> **Given problem**
Set down all of the data exactly as it appears.

> **Material for this exercise**
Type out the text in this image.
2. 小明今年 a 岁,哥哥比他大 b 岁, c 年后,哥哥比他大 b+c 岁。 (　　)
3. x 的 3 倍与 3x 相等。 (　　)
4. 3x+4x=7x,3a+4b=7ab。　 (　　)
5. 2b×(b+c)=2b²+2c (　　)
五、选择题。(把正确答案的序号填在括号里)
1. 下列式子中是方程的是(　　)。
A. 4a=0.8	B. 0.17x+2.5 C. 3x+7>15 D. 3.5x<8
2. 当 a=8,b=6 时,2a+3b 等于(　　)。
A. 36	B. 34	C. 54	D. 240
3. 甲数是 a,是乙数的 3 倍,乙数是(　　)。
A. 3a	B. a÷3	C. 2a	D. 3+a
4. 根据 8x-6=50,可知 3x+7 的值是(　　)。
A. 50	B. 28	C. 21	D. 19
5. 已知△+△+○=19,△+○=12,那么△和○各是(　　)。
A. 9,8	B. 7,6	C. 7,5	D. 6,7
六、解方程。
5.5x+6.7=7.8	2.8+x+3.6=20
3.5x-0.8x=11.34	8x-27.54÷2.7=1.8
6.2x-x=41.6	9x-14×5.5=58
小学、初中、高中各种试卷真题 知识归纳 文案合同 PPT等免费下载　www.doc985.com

> **Solution to this task**
Type out the text in this image.
2. 小明今年 a 岁,哥哥比他大 b 岁, c 年后,哥哥比他大 b+c 岁。 (　　)
3. x 的 3 倍与 3x 相等。 (　　)
4. 3x+4x=7x,3a+4b=7ab。　 (　　)
5. 2b×(b+c)=2b²+2c (　　)
五、选择题。(把正确答案的序号填在括号里)
1. 下列式子中是方程的是(　　)。
A. 4a=0.8	B. 0.17x+2.5 C. 3x+7>15 D. 3.5x<8
2. 当 a=8,b=6 时,2a+3b 等于(　　)。
A. 36	B. 34	C. 54	D. 240
3. 甲数是 a,是乙数的 3 倍,乙数是(　　)。
A. 3a	B. a÷3	C. 2a	D. 3+a
4. 根据 8x-6=50,可知 3x+7 的值是(　　)。
A. 50	B. 28	C. 21	D. 19
5. 已知△+△+○=19,△+○=12,那么△和○各是(　　)。
A. 9,8	B. 7,6	C. 7,5	D. 6,7
六、解方程。
5.5x+6.7=7.8	2.8+x+3.6=20
3.5x-0.8x=11.34	8x-27.54÷2.7=1.8
6.2x-x=41.6	9x-14×5.5=58
小学、初中、高中各种试卷真题 知识归纳 文案合同 PPT等免费下载　www.doc985.com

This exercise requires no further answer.